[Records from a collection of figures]
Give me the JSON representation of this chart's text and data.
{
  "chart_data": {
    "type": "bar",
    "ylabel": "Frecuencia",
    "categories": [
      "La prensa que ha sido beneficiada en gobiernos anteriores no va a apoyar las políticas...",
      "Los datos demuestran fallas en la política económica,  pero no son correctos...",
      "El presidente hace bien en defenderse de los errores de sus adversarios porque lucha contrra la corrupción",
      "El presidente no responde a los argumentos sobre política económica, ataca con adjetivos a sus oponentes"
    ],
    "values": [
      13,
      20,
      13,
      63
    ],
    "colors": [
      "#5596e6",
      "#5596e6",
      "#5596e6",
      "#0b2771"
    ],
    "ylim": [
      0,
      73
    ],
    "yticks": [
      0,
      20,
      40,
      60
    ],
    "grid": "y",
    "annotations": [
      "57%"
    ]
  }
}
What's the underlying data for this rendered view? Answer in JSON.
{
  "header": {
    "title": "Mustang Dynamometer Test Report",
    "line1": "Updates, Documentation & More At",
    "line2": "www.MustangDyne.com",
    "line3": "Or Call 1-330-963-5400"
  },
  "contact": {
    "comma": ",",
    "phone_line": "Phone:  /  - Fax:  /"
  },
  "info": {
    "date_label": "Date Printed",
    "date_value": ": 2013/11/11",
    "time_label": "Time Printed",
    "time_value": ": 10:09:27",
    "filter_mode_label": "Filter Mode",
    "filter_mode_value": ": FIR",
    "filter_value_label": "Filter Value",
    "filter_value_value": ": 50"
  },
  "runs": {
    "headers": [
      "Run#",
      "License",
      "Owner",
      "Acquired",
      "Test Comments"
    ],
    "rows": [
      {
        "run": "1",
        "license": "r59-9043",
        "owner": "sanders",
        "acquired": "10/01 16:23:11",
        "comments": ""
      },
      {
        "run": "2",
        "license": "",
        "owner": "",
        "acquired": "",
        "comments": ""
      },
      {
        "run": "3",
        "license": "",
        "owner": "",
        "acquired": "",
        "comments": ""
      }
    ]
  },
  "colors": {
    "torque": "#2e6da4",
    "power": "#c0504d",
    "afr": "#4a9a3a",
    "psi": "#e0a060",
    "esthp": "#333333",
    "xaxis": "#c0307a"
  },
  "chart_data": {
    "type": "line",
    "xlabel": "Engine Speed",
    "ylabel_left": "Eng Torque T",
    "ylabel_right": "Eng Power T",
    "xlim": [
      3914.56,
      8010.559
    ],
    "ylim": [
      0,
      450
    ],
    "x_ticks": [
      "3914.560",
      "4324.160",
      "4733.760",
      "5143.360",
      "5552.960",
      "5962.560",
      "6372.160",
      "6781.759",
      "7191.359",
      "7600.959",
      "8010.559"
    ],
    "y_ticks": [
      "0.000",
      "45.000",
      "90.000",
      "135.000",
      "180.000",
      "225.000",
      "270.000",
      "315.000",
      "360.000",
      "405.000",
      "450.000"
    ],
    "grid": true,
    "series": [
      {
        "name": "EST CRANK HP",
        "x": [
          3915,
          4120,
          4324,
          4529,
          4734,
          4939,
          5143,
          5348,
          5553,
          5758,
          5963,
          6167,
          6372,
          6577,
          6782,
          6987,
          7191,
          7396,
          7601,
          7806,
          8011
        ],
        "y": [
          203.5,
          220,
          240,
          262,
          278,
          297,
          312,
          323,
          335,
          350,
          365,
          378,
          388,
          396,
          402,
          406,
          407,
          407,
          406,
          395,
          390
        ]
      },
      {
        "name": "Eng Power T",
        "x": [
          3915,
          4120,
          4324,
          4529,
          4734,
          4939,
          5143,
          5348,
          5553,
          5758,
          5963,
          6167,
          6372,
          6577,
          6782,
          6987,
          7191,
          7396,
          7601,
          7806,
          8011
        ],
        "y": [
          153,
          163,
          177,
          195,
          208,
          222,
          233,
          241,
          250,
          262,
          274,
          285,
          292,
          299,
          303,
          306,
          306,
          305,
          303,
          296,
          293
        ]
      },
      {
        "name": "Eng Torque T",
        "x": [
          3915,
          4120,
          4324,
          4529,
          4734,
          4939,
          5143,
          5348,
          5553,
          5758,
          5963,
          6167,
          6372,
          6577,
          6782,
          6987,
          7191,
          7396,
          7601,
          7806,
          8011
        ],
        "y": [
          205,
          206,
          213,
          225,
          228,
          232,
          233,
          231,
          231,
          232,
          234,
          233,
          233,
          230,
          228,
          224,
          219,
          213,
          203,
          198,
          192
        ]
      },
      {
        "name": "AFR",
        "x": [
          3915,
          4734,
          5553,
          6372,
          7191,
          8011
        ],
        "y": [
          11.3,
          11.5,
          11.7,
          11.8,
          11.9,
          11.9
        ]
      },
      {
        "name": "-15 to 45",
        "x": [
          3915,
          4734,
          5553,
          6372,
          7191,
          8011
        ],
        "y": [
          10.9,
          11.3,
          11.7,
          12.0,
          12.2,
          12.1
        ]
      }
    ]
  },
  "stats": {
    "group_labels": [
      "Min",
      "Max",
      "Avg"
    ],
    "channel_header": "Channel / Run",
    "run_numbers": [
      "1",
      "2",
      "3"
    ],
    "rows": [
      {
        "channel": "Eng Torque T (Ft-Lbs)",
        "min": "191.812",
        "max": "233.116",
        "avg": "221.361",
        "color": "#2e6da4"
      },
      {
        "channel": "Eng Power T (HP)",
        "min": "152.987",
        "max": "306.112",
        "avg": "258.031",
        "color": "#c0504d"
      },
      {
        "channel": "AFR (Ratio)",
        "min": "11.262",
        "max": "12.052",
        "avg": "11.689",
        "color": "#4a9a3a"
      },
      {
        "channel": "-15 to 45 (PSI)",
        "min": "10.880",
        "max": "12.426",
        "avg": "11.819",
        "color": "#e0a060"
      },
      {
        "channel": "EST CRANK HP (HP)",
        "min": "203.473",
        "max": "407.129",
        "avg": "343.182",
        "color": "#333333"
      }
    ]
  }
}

= Your goal =
Please quote every record above exactly as it appears.

= Answer to this task =
Give me the JSON representation of this chart's text and data.
{
  "chart_data": {
    "type": "bar",
    "ylabel": "Frecuencia",
    "categories": [
      "La prensa que ha sido beneficiada en gobiernos anteriores no va a apoyar las políticas...",
      "Los datos demuestran fallas en la política económica,  pero no son correctos...",
      "El presidente hace bien en defenderse de los errores de sus adversarios porque lucha contrra la corrupción",
      "El presidente no responde a los argumentos sobre política económica, ataca con adjetivos a sus oponentes"
    ],
    "values": [
      13,
      20,
      13,
      63
    ],
    "colors": [
      "#5596e6",
      "#5596e6",
      "#5596e6",
      "#0b2771"
    ],
    "ylim": [
      0,
      73
    ],
    "yticks": [
      0,
      20,
      40,
      60
    ],
    "grid": "y",
    "annotations": [
      "57%"
    ]
  }
}
What's the underlying data for this rendered view? Answer in JSON.
{
  "header": {
    "title": "Mustang Dynamometer Test Report",
    "line1": "Updates, Documentation & More At",
    "line2": "www.MustangDyne.com",
    "line3": "Or Call 1-330-963-5400"
  },
  "contact": {
    "comma": ",",
    "phone_line": "Phone:  /  - Fax:  /"
  },
  "info": {
    "date_label": "Date Printed",
    "date_value": ": 2013/11/11",
    "time_label": "Time Printed",
    "time_value": ": 10:09:27",
    "filter_mode_label": "Filter Mode",
    "filter_mode_value": ": FIR",
    "filter_value_label": "Filter Value",
    "filter_value_value": ": 50"
  },
  "runs": {
    "headers": [
      "Run#",
      "License",
      "Owner",
      "Acquired",
      "Test Comments"
    ],
    "rows": [
      {
        "run": "1",
        "license": "r59-9043",
        "owner": "sanders",
        "acquired": "10/01 16:23:11",
        "comments": ""
      },
      {
        "run": "2",
        "license": "",
        "owner": "",
        "acquired": "",
        "comments": ""
      },
      {
        "run": "3",
        "license": "",
        "owner": "",
        "acquired": "",
        "comments": ""
      }
    ]
  },
  "colors": {
    "torque": "#2e6da4",
    "power": "#c0504d",
    "afr": "#4a9a3a",
    "psi": "#e0a060",
    "esthp": "#333333",
    "xaxis": "#c0307a"
  },
  "chart_data": {
    "type": "line",
    "xlabel": "Engine Speed",
    "ylabel_left": "Eng Torque T",
    "ylabel_right": "Eng Power T",
    "xlim": [
      3914.56,
      8010.559
    ],
    "ylim": [
      0,
      450
    ],
    "x_ticks": [
      "3914.560",
      "4324.160",
      "4733.760",
      "5143.360",
      "5552.960",
      "5962.560",
      "6372.160",
      "6781.759",
      "7191.359",
      "7600.959",
      "8010.559"
    ],
    "y_ticks": [
      "0.000",
      "45.000",
      "90.000",
      "135.000",
      "180.000",
      "225.000",
      "270.000",
      "315.000",
      "360.000",
      "405.000",
      "450.000"
    ],
    "grid": true,
    "series": [
      {
        "name": "EST CRANK HP",
        "x": [
          3915,
          4120,
          4324,
          4529,
          4734,
          4939,
          5143,
          5348,
          5553,
          5758,
          5963,
          6167,
          6372,
          6577,
          6782,
          6987,
          7191,
          7396,
          7601,
          7806,
          8011
        ],
        "y": [
          203.5,
          220,
          240,
          262,
          278,
          297,
          312,
          323,
          335,
          350,
          365,
          378,
          388,
          396,
          402,
          406,
          407,
          407,
          406,
          395,
          390
        ]
      },
      {
        "name": "Eng Power T",
        "x": [
          3915,
          4120,
          4324,
          4529,
          4734,
          4939,
          5143,
          5348,
          5553,
          5758,
          5963,
          6167,
          6372,
          6577,
          6782,
          6987,
          7191,
          7396,
          7601,
          7806,
          8011
        ],
        "y": [
          153,
          163,
          177,
          195,
          208,
          222,
          233,
          241,
          250,
          262,
          274,
          285,
          292,
          299,
          303,
          306,
          306,
          305,
          303,
          296,
          293
        ]
      },
      {
        "name": "Eng Torque T",
        "x": [
          3915,
          4120,
          4324,
          4529,
          4734,
          4939,
          5143,
          5348,
          5553,
          5758,
          5963,
          6167,
          6372,
          6577,
          6782,
          6987,
          7191,
          7396,
          7601,
          7806,
          8011
        ],
        "y": [
          205,
          206,
          213,
          225,
          228,
          232,
          233,
          231,
          231,
          232,
          234,
          233,
          233,
          230,
          228,
          224,
          219,
          213,
          203,
          198,
          192
        ]
      },
      {
        "name": "AFR",
        "x": [
          3915,
          4734,
          5553,
          6372,
          7191,
          8011
        ],
        "y": [
          11.3,
          11.5,
          11.7,
          11.8,
          11.9,
          11.9
        ]
      },
      {
        "name": "-15 to 45",
        "x": [
          3915,
          4734,
          5553,
          6372,
          7191,
          8011
        ],
        "y": [
          10.9,
          11.3,
          11.7,
          12.0,
          12.2,
          12.1
        ]
      }
    ]
  },
  "stats": {
    "group_labels": [
      "Min",
      "Max",
      "Avg"
    ],
    "channel_header": "Channel / Run",
    "run_numbers": [
      "1",
      "2",
      "3"
    ],
    "rows": [
      {
        "channel": "Eng Torque T (Ft-Lbs)",
        "min": "191.812",
        "max": "233.116",
        "avg": "221.361",
        "color": "#2e6da4"
      },
      {
        "channel": "Eng Power T (HP)",
        "min": "152.987",
        "max": "306.112",
        "avg": "258.031",
        "color": "#c0504d"
      },
      {
        "channel": "AFR (Ratio)",
        "min": "11.262",
        "max": "12.052",
        "avg": "11.689",
        "color": "#4a9a3a"
      },
      {
        "channel": "-15 to 45 (PSI)",
        "min": "10.880",
        "max": "12.426",
        "avg": "11.819",
        "color": "#e0a060"
      },
      {
        "channel": "EST CRANK HP (HP)",
        "min": "203.473",
        "max": "407.129",
        "avg": "343.182",
        "color": "#333333"
      }
    ]
  }
}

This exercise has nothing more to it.